▶ _EXERCISE DETAILS_
Look through the data below. Show each line where the string "Single" occurs.

▶ _EXERCISE DATA_
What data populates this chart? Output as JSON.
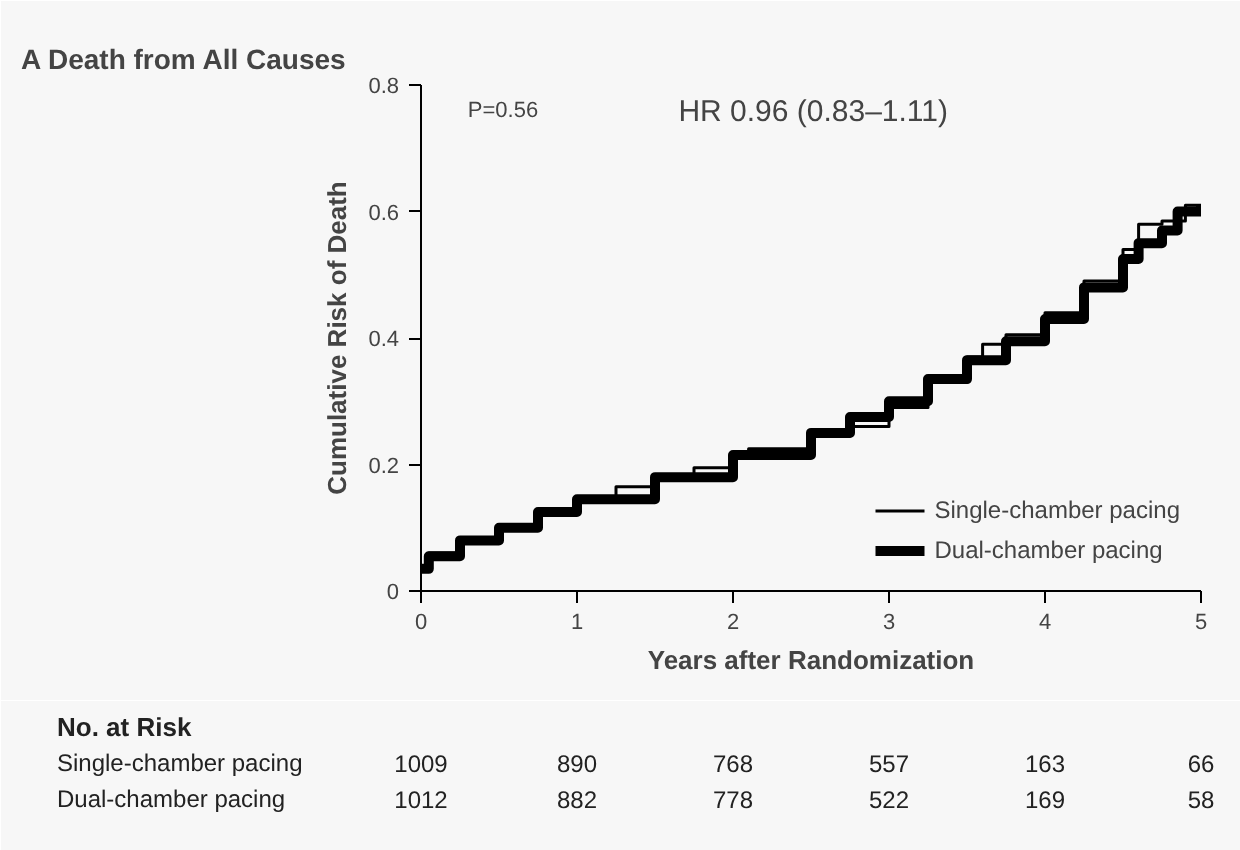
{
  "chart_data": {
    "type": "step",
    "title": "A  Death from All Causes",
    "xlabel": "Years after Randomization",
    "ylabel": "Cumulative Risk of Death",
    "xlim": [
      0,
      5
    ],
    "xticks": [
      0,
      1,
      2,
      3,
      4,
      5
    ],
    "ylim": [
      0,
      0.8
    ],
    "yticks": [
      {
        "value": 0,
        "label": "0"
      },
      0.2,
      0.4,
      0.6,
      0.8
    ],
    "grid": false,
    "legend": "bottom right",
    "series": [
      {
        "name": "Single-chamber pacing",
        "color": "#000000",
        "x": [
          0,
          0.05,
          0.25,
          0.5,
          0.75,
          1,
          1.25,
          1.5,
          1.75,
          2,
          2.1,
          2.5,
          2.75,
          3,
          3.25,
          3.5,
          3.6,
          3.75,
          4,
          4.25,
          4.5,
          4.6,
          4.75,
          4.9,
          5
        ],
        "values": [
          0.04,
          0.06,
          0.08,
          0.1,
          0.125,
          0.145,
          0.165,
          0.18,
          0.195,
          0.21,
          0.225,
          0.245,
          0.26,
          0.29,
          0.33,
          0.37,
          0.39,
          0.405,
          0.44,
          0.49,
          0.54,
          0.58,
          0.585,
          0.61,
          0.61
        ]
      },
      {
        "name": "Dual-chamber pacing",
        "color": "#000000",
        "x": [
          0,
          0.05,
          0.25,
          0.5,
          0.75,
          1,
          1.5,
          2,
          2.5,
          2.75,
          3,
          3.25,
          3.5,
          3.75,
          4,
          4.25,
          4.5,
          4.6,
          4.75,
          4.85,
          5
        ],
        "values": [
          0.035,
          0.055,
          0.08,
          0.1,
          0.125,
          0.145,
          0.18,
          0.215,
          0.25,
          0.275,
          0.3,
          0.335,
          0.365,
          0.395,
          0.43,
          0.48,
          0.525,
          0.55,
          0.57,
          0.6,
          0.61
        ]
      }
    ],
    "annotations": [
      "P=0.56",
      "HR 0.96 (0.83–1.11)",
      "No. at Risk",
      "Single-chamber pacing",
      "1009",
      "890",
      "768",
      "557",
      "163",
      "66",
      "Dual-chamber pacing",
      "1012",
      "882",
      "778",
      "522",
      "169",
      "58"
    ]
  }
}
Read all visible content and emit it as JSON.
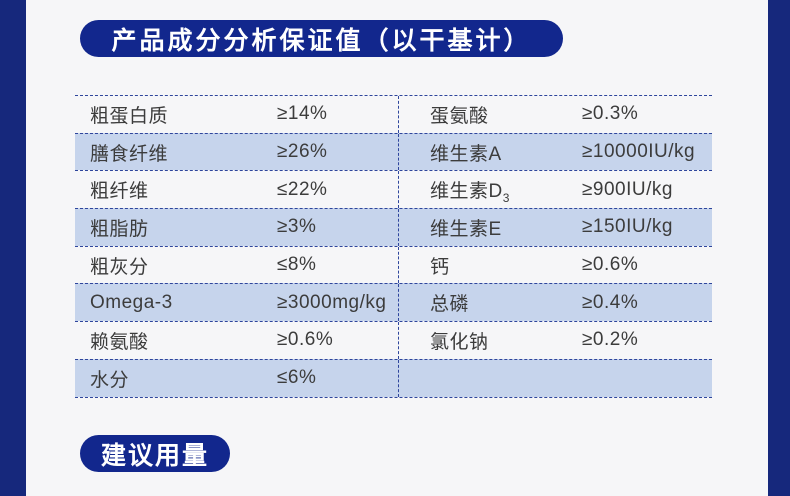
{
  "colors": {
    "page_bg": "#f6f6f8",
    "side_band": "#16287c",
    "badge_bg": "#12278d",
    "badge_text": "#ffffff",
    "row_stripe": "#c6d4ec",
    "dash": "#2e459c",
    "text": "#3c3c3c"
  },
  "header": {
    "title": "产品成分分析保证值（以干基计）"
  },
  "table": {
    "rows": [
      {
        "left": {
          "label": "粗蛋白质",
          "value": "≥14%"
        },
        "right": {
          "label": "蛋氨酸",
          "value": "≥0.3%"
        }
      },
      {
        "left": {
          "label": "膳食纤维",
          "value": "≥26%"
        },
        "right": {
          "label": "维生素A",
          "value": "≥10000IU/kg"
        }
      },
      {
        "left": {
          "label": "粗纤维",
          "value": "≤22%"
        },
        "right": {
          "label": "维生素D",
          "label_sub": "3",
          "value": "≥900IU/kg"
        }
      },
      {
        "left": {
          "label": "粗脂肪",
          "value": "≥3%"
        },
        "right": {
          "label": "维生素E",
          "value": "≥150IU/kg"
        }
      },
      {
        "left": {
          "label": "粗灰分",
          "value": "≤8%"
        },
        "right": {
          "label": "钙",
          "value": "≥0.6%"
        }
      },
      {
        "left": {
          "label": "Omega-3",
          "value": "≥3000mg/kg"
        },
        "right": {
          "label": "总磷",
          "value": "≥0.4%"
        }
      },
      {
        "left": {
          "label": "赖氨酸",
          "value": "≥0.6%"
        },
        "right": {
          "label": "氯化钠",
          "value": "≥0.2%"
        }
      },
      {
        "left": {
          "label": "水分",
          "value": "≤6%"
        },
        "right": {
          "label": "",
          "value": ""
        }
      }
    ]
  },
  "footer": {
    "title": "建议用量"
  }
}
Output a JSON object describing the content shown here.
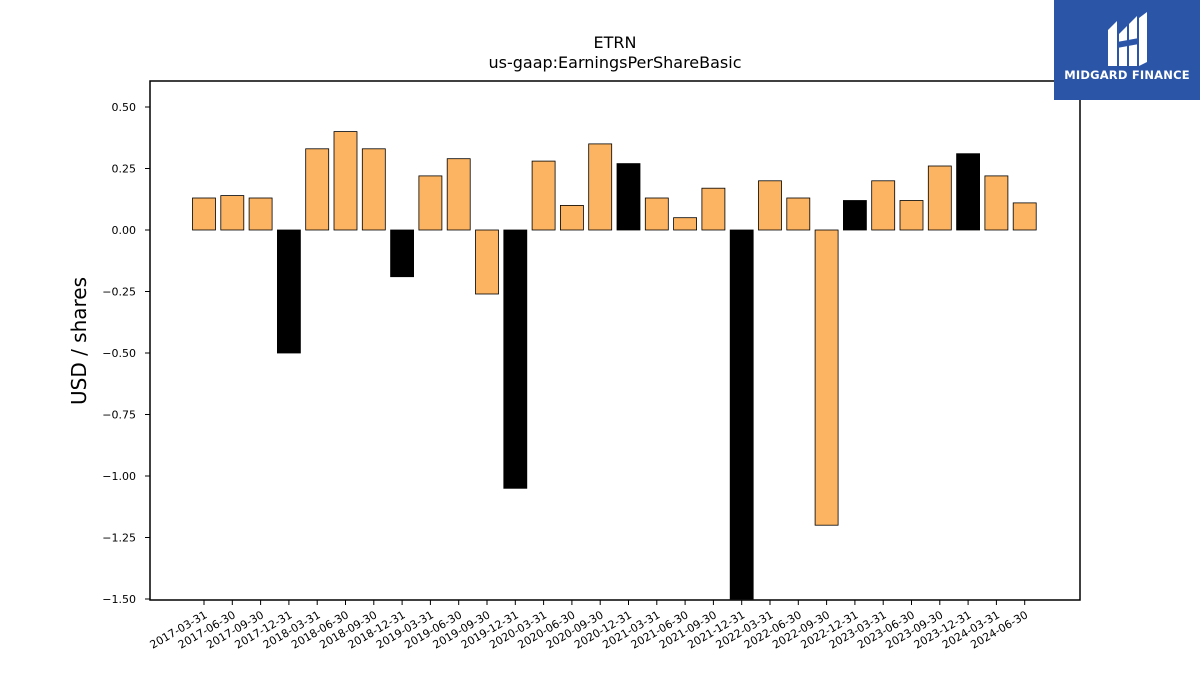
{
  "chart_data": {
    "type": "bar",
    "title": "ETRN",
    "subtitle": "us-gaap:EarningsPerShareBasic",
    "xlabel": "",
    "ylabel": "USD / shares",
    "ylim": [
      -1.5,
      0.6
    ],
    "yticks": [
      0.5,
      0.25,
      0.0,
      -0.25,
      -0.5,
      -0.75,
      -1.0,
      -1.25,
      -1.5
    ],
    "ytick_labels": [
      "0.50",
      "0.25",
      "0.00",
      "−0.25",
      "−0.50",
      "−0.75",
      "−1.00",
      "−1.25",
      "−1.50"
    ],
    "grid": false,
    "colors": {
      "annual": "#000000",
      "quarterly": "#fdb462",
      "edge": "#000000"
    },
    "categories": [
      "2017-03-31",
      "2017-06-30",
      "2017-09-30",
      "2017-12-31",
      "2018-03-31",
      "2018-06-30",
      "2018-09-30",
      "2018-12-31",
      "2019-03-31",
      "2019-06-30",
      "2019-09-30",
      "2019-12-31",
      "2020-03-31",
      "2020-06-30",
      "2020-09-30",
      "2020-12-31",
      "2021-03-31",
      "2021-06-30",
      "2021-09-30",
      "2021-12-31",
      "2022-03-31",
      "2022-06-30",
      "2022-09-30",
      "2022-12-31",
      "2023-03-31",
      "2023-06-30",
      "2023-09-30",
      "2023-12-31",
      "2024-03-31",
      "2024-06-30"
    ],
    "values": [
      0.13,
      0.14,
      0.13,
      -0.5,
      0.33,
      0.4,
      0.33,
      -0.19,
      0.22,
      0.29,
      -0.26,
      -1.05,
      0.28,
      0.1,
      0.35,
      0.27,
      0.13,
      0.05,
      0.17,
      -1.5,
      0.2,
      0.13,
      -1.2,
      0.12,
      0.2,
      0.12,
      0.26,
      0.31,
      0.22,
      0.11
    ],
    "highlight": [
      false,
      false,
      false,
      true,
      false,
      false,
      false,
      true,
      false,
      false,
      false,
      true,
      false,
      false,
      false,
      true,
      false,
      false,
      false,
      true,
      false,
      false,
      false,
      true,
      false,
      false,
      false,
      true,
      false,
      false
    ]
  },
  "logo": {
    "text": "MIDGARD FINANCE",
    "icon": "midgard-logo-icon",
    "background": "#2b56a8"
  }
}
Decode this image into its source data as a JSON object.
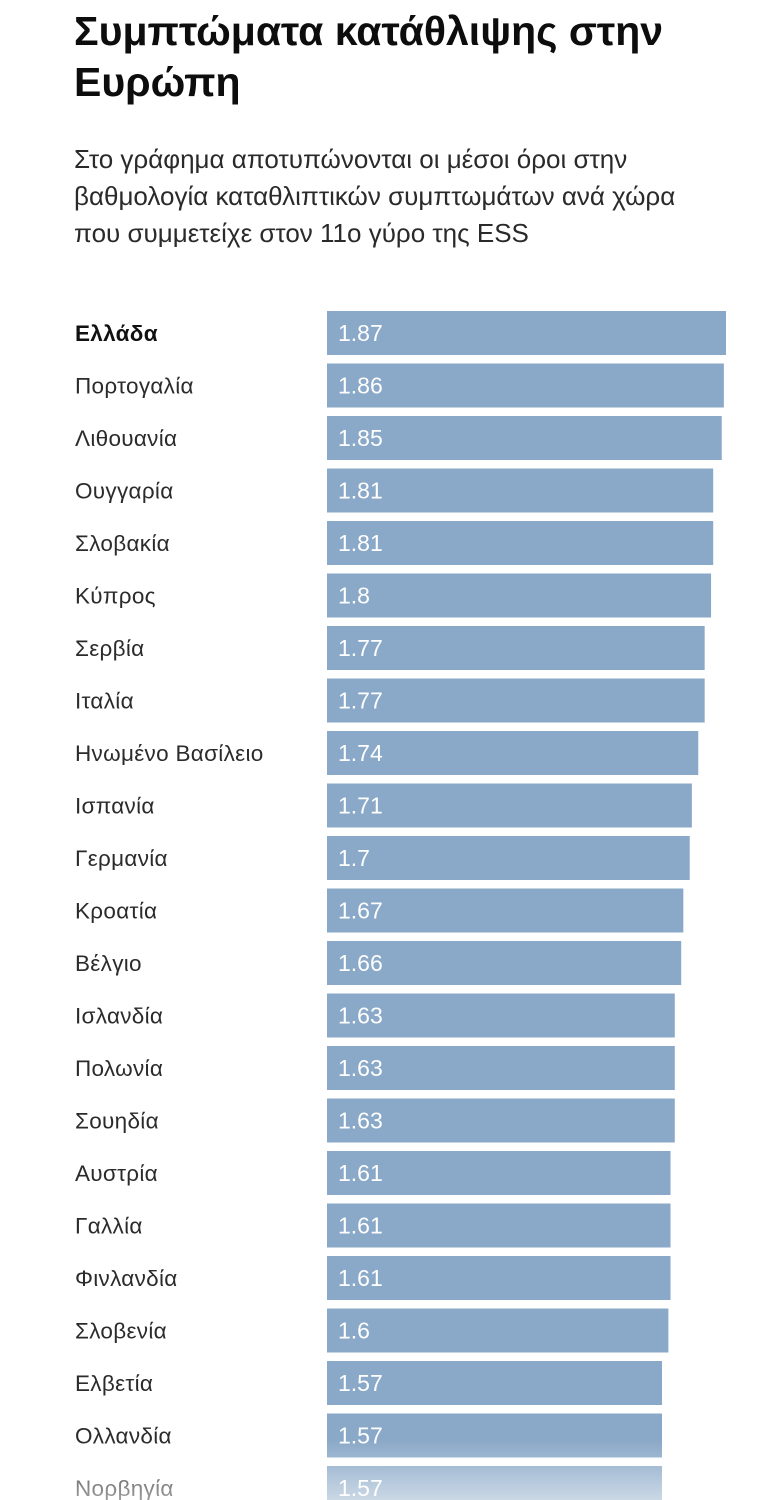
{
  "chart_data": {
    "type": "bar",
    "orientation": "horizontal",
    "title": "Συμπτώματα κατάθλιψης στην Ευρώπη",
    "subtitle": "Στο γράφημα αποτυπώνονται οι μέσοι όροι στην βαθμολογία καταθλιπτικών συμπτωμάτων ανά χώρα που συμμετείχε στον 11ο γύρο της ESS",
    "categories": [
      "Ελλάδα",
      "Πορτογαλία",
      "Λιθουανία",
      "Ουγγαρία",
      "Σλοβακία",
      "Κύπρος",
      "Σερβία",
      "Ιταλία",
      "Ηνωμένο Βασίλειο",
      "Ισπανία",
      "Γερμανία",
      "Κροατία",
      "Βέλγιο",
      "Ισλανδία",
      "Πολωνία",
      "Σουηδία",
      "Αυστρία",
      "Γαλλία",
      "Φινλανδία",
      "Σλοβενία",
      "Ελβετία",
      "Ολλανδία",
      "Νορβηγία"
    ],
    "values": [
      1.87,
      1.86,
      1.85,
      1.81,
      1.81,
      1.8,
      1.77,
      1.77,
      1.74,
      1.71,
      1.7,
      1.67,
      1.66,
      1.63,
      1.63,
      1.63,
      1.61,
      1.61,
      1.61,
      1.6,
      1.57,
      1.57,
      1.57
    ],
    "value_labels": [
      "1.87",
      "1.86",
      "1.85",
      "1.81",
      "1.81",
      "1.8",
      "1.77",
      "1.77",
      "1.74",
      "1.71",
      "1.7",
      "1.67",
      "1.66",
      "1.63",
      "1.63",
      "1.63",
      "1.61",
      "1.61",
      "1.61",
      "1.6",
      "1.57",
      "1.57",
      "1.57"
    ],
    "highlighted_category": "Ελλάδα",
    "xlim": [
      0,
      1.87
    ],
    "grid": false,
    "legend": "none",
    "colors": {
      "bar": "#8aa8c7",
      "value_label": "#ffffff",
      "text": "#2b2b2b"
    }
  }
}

▶ _THE SOLUTION_
        "name": "Single-chamber pacing",
      "Single-chamber pacing",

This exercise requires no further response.